-- Materials provided start --
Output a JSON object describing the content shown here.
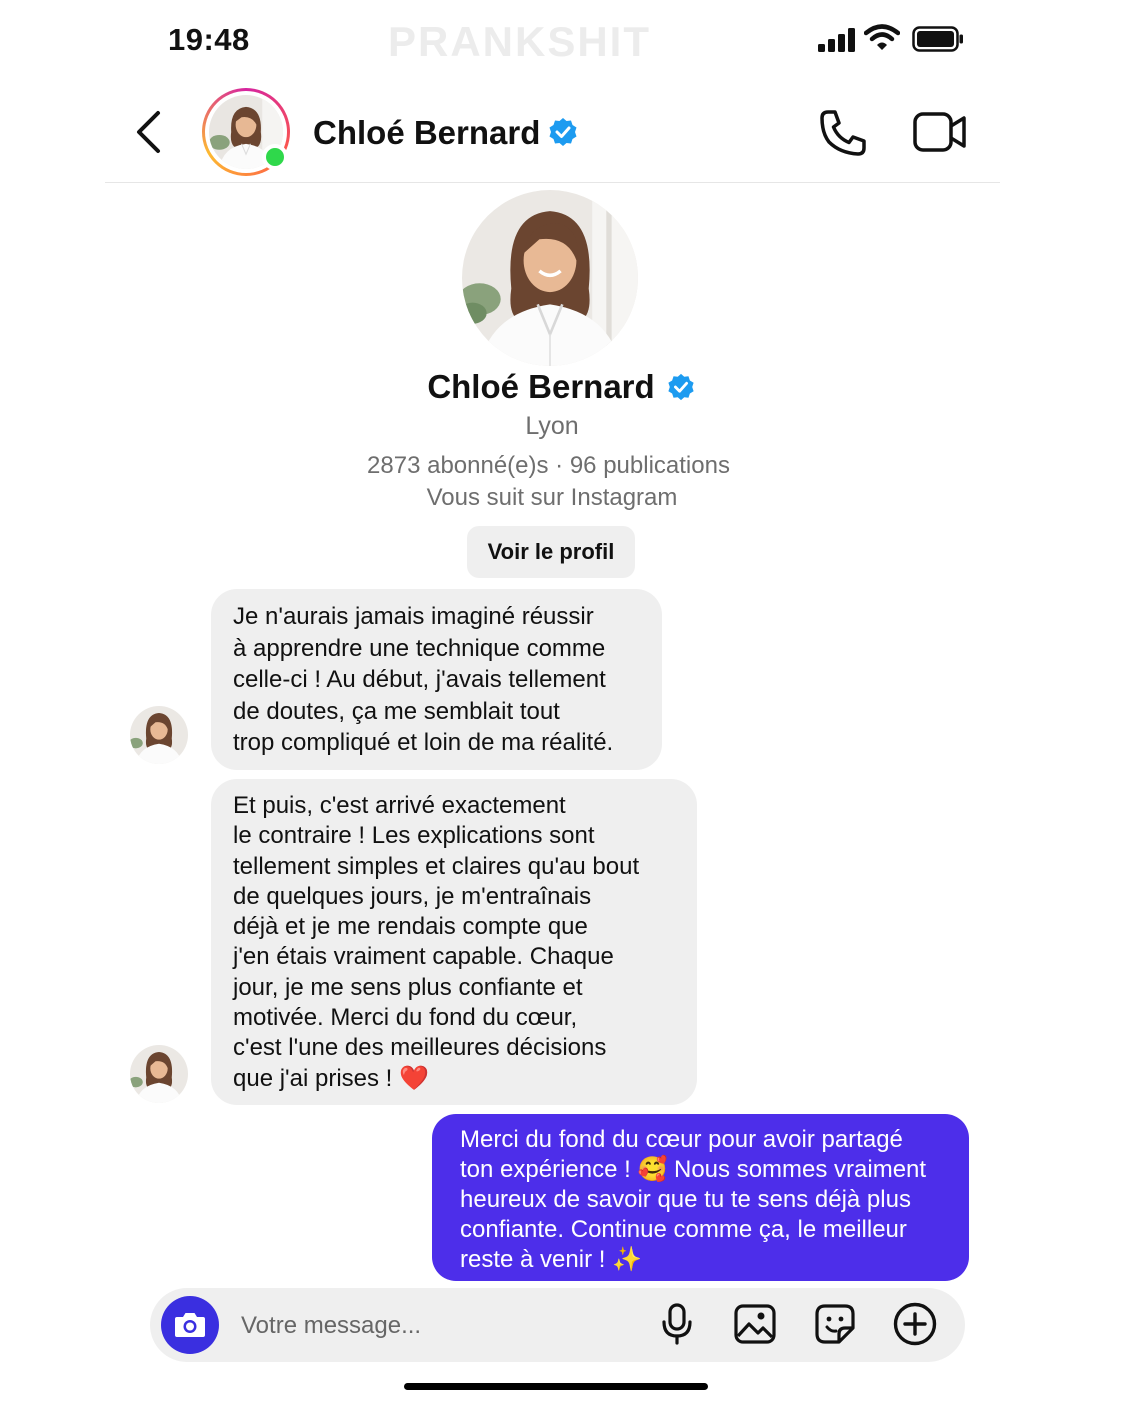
{
  "status_bar": {
    "time": "19:48",
    "watermark": "PRANKSHIT",
    "icons": [
      "signal-icon",
      "wifi-icon",
      "battery-icon"
    ]
  },
  "header": {
    "back_icon": "chevron-left-icon",
    "contact_name": "Chloé Bernard",
    "verified_icon": "verified-badge-icon",
    "online": true,
    "actions": [
      "phone-icon",
      "video-camera-icon"
    ]
  },
  "profile": {
    "name": "Chloé Bernard",
    "city": "Lyon",
    "stats": "2873 abonné(e)s · 96 publications",
    "follow_note": "Vous suit sur Instagram",
    "view_profile_label": "Voir le profil"
  },
  "messages": [
    {
      "direction": "incoming",
      "lines": [
        "Je n'aurais jamais imaginé réussir",
        "à apprendre une technique comme",
        "celle-ci ! Au début, j'avais tellement",
        "de doutes, ça me semblait tout",
        "trop compliqué et loin de ma réalité."
      ]
    },
    {
      "direction": "incoming",
      "lines": [
        "Et puis, c'est arrivé exactement",
        "le contraire ! Les explications sont",
        "tellement simples et claires qu'au bout",
        "de quelques jours, je m'entraînais",
        "déjà et je me rendais compte que",
        "j'en étais vraiment capable. Chaque",
        "jour, je me sens plus confiante et",
        "motivée. Merci du fond du cœur,",
        "c'est l'une des meilleures décisions",
        "que j'ai prises ! ❤️"
      ]
    },
    {
      "direction": "outgoing",
      "lines": [
        "Merci du fond du cœur pour avoir partagé",
        "ton expérience ! 🥰 Nous sommes vraiment",
        "heureux de savoir que tu te sens déjà plus",
        "confiante. Continue comme ça, le meilleur",
        "reste à venir ! ✨"
      ]
    }
  ],
  "composer": {
    "camera_icon": "camera-icon",
    "placeholder": "Votre message...",
    "actions": [
      "microphone-icon",
      "image-icon",
      "sticker-icon",
      "plus-circle-icon"
    ]
  },
  "colors": {
    "outgoing_bubble": "#4d2eea",
    "incoming_bubble": "#efefef",
    "camera_button": "#3a2fe0",
    "verified": "#1d9bf0",
    "online": "#2fd84b"
  }
}
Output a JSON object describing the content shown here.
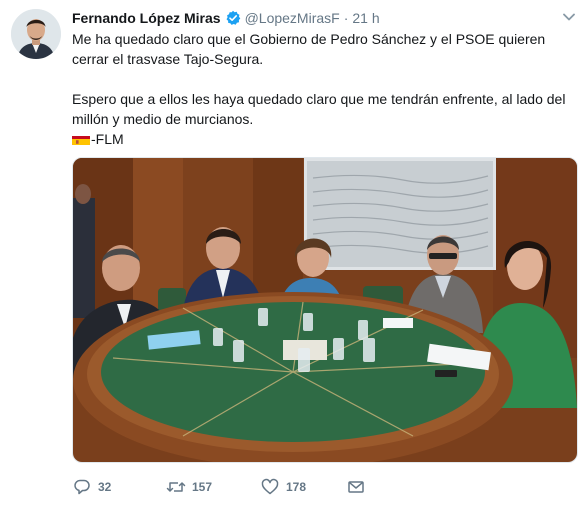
{
  "tweet": {
    "author_name": "Fernando López Miras",
    "handle": "@LopezMirasF",
    "separator": "·",
    "time": "21 h",
    "paragraph1": "Me ha quedado claro que el Gobierno de Pedro Sánchez y el PSOE quieren cerrar el trasvase Tajo-Segura.",
    "paragraph2": "Espero que a ellos les haya quedado claro que me tendrán enfrente, al lado del millón y medio de murcianos.",
    "signature": "-FLM",
    "flag_icon": "spain-flag-icon"
  },
  "actions": {
    "reply_count": "32",
    "retweet_count": "157",
    "like_count": "178"
  },
  "colors": {
    "text": "#14171a",
    "secondary": "#657786",
    "verified": "#1da1f2",
    "table_green": "#2f6b45",
    "table_wood": "#8a4a22"
  }
}
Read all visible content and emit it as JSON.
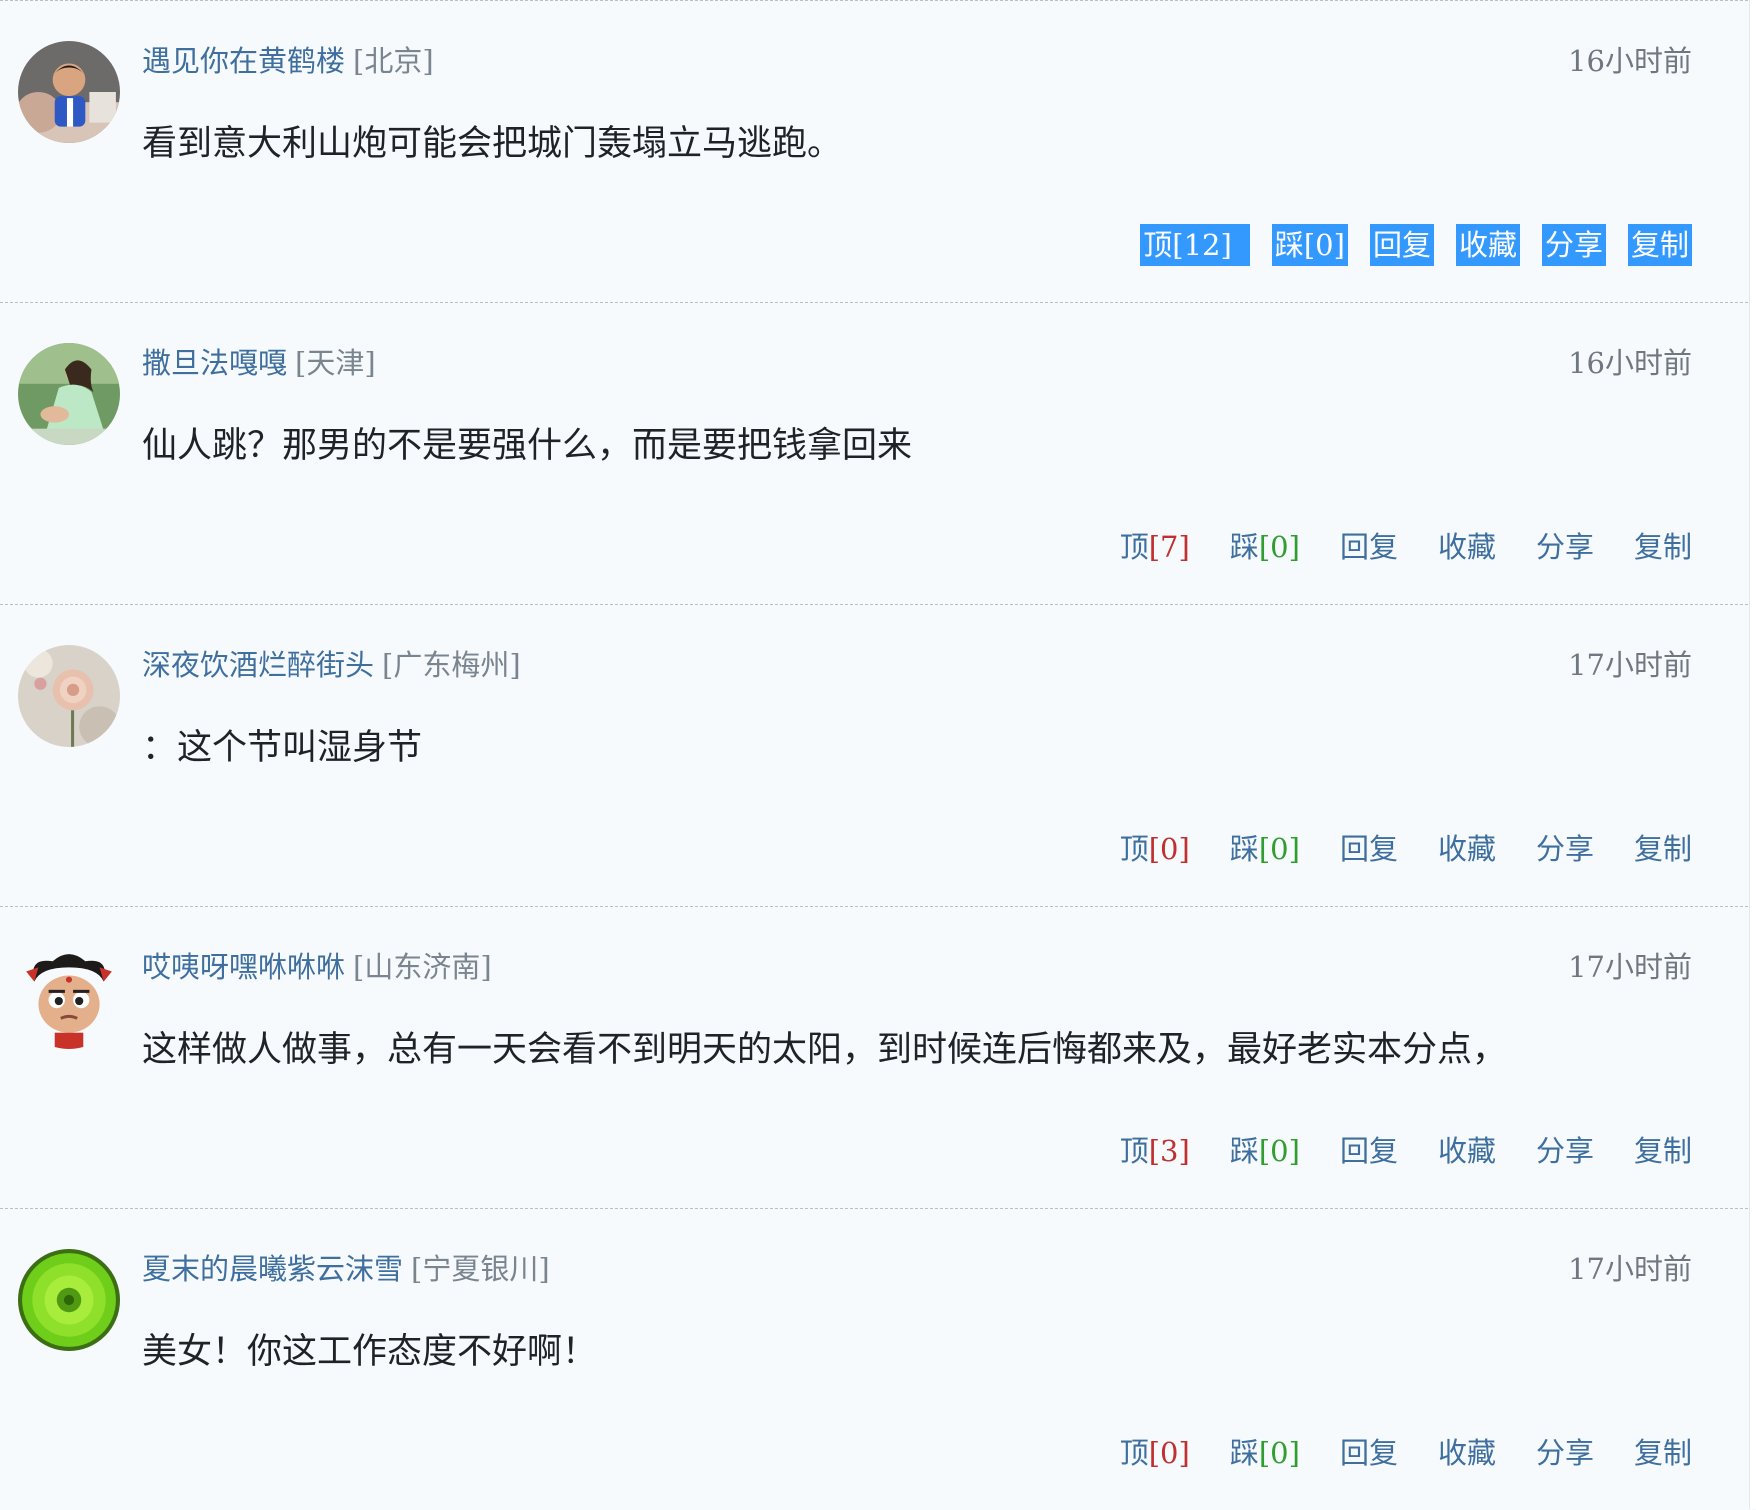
{
  "comments": [
    {
      "username": "遇见你在黄鹤楼",
      "location": "[北京]",
      "time": "16小时前",
      "text": "看到意大利山炮可能会把城门轰塌立马逃跑。",
      "up_label": "顶",
      "up_count": "[12]",
      "down_label": "踩",
      "down_count": "[0]",
      "reply": "回复",
      "favorite": "收藏",
      "share": "分享",
      "copy": "复制",
      "avatar_icon": "avatar-boy-photo"
    },
    {
      "username": "撒旦法嘎嘎",
      "location": "[天津]",
      "time": "16小时前",
      "text": "仙人跳？那男的不是要强什么，而是要把钱拿回来",
      "up_label": "顶",
      "up_count": "[7]",
      "down_label": "踩",
      "down_count": "[0]",
      "reply": "回复",
      "favorite": "收藏",
      "share": "分享",
      "copy": "复制",
      "avatar_icon": "avatar-woman-photo"
    },
    {
      "username": "深夜饮酒烂醉街头",
      "location": "[广东梅州]",
      "time": "17小时前",
      "text": "：这个节叫湿身节",
      "up_label": "顶",
      "up_count": "[0]",
      "down_label": "踩",
      "down_count": "[0]",
      "reply": "回复",
      "favorite": "收藏",
      "share": "分享",
      "copy": "复制",
      "avatar_icon": "avatar-rose-photo"
    },
    {
      "username": "哎咦呀嘿咻咻咻",
      "location": "[山东济南]",
      "time": "17小时前",
      "text": "这样做人做事，总有一天会看不到明天的太阳，到时候连后悔都来及，最好老实本分点，",
      "up_label": "顶",
      "up_count": "[3]",
      "down_label": "踩",
      "down_count": "[0]",
      "reply": "回复",
      "favorite": "收藏",
      "share": "分享",
      "copy": "复制",
      "avatar_icon": "avatar-cartoon-character"
    },
    {
      "username": "夏末的晨曦紫云沫雪",
      "location": "[宁夏银川]",
      "time": "17小时前",
      "text": "美女！你这工作态度不好啊！",
      "up_label": "顶",
      "up_count": "[0]",
      "down_label": "踩",
      "down_count": "[0]",
      "reply": "回复",
      "favorite": "收藏",
      "share": "分享",
      "copy": "复制",
      "avatar_icon": "avatar-green-flower-photo"
    }
  ],
  "colors": {
    "background": "#f6fafd",
    "username": "#3f6f9e",
    "active_button": "#3399ff",
    "up_count": "#c03030",
    "down_count": "#2f9e2f"
  }
}
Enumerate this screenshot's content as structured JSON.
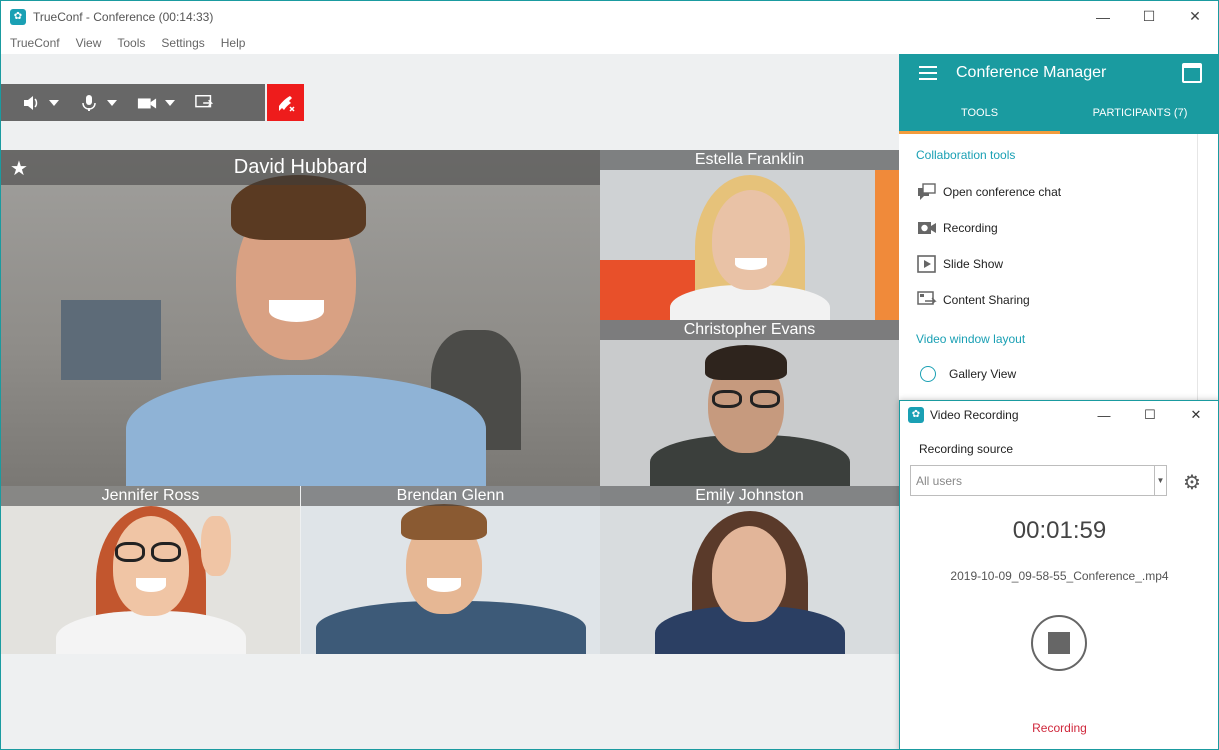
{
  "window": {
    "title": "TrueConf - Conference (00:14:33)",
    "app_icon_glyph": "✿",
    "controls": {
      "minimize": "—",
      "maximize": "☐",
      "close": "✕"
    }
  },
  "menu": [
    "TrueConf",
    "View",
    "Tools",
    "Settings",
    "Help"
  ],
  "toolbar": {
    "icons": [
      "speaker-icon",
      "microphone-icon",
      "camera-icon",
      "screen-share-icon",
      "hangup-icon"
    ]
  },
  "tiles": [
    {
      "name": "David Hubbard",
      "starred": true,
      "bg": "#9a9a98",
      "skin": "#d9a183",
      "hair": "#5a3a22",
      "shirt": "#8fb3d6"
    },
    {
      "name": "Estella Franklin",
      "bg": "#cfd2d4",
      "skin": "#e9c2a6",
      "hair": "#e6c27a",
      "shirt": "#f2f2f2"
    },
    {
      "name": "Christopher Evans",
      "bg": "#c9cbcc",
      "skin": "#c69a7e",
      "hair": "#2e241d",
      "shirt": "#3b3f3c"
    },
    {
      "name": "Jennifer Ross",
      "bg": "#e3e2de",
      "skin": "#f0c5a5",
      "hair": "#c2562e",
      "shirt": "#f4f4f4"
    },
    {
      "name": "Brendan Glenn",
      "bg": "#dfe4e8",
      "skin": "#e6b794",
      "hair": "#8a5a32",
      "shirt": "#3d5a78"
    },
    {
      "name": "Emily Johnston",
      "bg": "#d8dcde",
      "skin": "#e2b599",
      "hair": "#5a3a2a",
      "shirt": "#2b3f63"
    }
  ],
  "panel": {
    "title": "Conference Manager",
    "tabs": [
      {
        "label": "TOOLS",
        "active": true
      },
      {
        "label": "PARTICIPANTS (7)",
        "active": false
      }
    ],
    "sections": {
      "collaboration": "Collaboration tools",
      "layout": "Video window layout"
    },
    "tools": [
      "Open conference chat",
      "Recording",
      "Slide Show",
      "Content Sharing"
    ],
    "layouts": [
      "Gallery View"
    ]
  },
  "recording_dialog": {
    "title": "Video Recording",
    "source_label": "Recording source",
    "source_value": "All users",
    "timer": "00:01:59",
    "filename": "2019-10-09_09-58-55_Conference_.mp4",
    "status": "Recording"
  },
  "colors": {
    "accent": "#1a9ba0",
    "tab_underline": "#f39c3c",
    "hangup": "#ee1c1c",
    "recording": "#d0283c"
  }
}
-- Materials provided end --
> **Work to do**
Gather all lines from the records above in which "vraiment" appears.

> **Exercise output**
        "j'en étais vraiment capable. Chaque",
        "ton expérience ! 🥰 Nous sommes vraiment",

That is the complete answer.